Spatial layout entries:
^^^^^^^^^^^^^^^^

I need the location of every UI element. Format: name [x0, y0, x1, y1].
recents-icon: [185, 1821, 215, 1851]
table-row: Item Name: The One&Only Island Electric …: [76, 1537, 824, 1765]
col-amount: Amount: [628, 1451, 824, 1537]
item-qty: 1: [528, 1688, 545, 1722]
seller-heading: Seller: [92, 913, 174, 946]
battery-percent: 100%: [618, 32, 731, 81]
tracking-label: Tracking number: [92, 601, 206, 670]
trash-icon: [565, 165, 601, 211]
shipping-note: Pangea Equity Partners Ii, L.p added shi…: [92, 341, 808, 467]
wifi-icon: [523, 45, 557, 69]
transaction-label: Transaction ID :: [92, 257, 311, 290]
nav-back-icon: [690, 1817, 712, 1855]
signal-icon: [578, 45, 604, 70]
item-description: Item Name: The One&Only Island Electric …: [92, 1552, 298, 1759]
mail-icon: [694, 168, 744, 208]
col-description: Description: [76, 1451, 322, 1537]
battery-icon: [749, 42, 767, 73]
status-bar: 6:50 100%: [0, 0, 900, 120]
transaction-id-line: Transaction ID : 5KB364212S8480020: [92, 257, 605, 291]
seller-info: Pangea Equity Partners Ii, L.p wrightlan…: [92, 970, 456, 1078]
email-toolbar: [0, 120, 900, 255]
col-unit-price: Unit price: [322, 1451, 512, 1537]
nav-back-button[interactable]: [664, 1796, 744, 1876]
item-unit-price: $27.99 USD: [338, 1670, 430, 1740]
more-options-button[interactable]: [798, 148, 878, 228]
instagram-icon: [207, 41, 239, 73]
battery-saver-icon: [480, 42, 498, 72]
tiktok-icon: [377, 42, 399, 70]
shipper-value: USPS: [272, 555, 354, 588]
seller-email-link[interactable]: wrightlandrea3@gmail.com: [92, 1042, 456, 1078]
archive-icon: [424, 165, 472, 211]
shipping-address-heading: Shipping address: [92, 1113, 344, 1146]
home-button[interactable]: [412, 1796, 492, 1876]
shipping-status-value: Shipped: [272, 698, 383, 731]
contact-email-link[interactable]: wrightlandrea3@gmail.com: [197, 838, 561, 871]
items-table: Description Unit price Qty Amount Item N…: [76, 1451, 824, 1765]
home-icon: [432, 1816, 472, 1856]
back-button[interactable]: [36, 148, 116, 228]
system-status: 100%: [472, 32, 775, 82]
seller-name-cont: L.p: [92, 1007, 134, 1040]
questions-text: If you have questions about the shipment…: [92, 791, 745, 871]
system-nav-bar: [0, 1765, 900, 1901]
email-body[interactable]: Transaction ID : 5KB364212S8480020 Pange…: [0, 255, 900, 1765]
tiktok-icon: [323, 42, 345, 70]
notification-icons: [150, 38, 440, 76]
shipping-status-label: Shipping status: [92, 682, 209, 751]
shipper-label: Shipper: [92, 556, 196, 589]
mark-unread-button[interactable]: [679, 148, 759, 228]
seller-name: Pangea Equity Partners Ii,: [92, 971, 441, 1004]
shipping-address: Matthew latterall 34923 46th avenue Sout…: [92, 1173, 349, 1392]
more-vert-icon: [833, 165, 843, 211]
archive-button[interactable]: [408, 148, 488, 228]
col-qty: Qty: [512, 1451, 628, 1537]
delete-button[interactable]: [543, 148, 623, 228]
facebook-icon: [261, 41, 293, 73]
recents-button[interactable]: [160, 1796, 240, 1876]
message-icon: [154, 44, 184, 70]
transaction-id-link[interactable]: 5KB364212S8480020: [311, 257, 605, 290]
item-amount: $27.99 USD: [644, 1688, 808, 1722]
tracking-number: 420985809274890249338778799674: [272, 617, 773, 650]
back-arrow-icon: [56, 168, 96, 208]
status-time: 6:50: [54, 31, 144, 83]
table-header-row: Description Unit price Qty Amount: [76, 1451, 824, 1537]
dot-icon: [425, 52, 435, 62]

^^^^^^^^^^^^^^^^

> [WHAT YOU HAVE TO DO]
Copy every line of the entries above word for word, with nothing changed.

> [SOLUTION TO THIS PROBLEM]
I need the location of every UI element. Format: name [x0, y0, x1, y1].
recents-icon: [185, 1821, 215, 1851]
table-row: Item Name: The One&Only Island Electric …: [76, 1537, 824, 1765]
col-amount: Amount: [628, 1451, 824, 1537]
item-qty: 1: [528, 1688, 545, 1722]
seller-heading: Seller: [92, 913, 174, 946]
battery-percent: 100%: [618, 32, 731, 81]
tracking-label: Tracking number: [92, 601, 206, 670]
trash-icon: [565, 165, 601, 211]
shipping-note: Pangea Equity Partners Ii, L.p added shi…: [92, 341, 808, 467]
wifi-icon: [523, 45, 557, 69]
transaction-label: Transaction ID :: [92, 257, 311, 290]
nav-back-icon: [690, 1817, 712, 1855]
signal-icon: [578, 45, 604, 70]
item-description: Item Name: The One&Only Island Electric …: [92, 1552, 298, 1759]
mail-icon: [694, 168, 744, 208]
col-description: Description: [76, 1451, 322, 1537]
battery-icon: [749, 42, 767, 73]
status-bar: 6:50 100%: [0, 0, 900, 120]
transaction-id-line: Transaction ID : 5KB364212S8480020: [92, 257, 605, 291]
seller-info: Pangea Equity Partners Ii, L.p wrightlan…: [92, 970, 456, 1078]
email-toolbar: [0, 120, 900, 255]
col-unit-price: Unit price: [322, 1451, 512, 1537]
nav-back-button[interactable]: [664, 1796, 744, 1876]
item-unit-price: $27.99 USD: [338, 1670, 430, 1740]
more-options-button[interactable]: [798, 148, 878, 228]
instagram-icon: [207, 41, 239, 73]
battery-saver-icon: [480, 42, 498, 72]
tiktok-icon: [377, 42, 399, 70]
shipper-value: USPS: [272, 555, 354, 588]
seller-email-link[interactable]: wrightlandrea3@gmail.com: [92, 1042, 456, 1078]
archive-icon: [424, 165, 472, 211]
shipping-address-heading: Shipping address: [92, 1113, 344, 1146]
home-button[interactable]: [412, 1796, 492, 1876]
shipping-status-value: Shipped: [272, 698, 383, 731]
contact-email-link[interactable]: wrightlandrea3@gmail.com: [197, 838, 561, 871]
items-table: Description Unit price Qty Amount Item N…: [76, 1451, 824, 1765]
home-icon: [432, 1816, 472, 1856]
back-button[interactable]: [36, 148, 116, 228]
system-status: 100%: [472, 32, 775, 82]
seller-name-cont: L.p: [92, 1007, 134, 1040]
questions-text: If you have questions about the shipment…: [92, 791, 745, 871]
system-nav-bar: [0, 1765, 900, 1901]
email-body[interactable]: Transaction ID : 5KB364212S8480020 Pange…: [0, 255, 900, 1765]
tiktok-icon: [323, 42, 345, 70]
notification-icons: [150, 38, 440, 76]
shipping-status-label: Shipping status: [92, 682, 209, 751]
shipper-label: Shipper: [92, 556, 196, 589]
mark-unread-button[interactable]: [679, 148, 759, 228]
seller-name: Pangea Equity Partners Ii,: [92, 971, 441, 1004]
shipping-address: Matthew latterall 34923 46th avenue Sout…: [92, 1173, 349, 1392]
more-vert-icon: [833, 165, 843, 211]
archive-button[interactable]: [408, 148, 488, 228]
col-qty: Qty: [512, 1451, 628, 1537]
delete-button[interactable]: [543, 148, 623, 228]
facebook-icon: [261, 41, 293, 73]
recents-button[interactable]: [160, 1796, 240, 1876]
message-icon: [154, 44, 184, 70]
transaction-id-link[interactable]: 5KB364212S8480020: [311, 257, 605, 290]
item-amount: $27.99 USD: [644, 1688, 808, 1722]
tracking-number: 420985809274890249338778799674: [272, 617, 773, 650]
back-arrow-icon: [56, 168, 96, 208]
status-time: 6:50: [54, 31, 144, 83]
table-header-row: Description Unit price Qty Amount: [76, 1451, 824, 1537]
dot-icon: [425, 52, 435, 62]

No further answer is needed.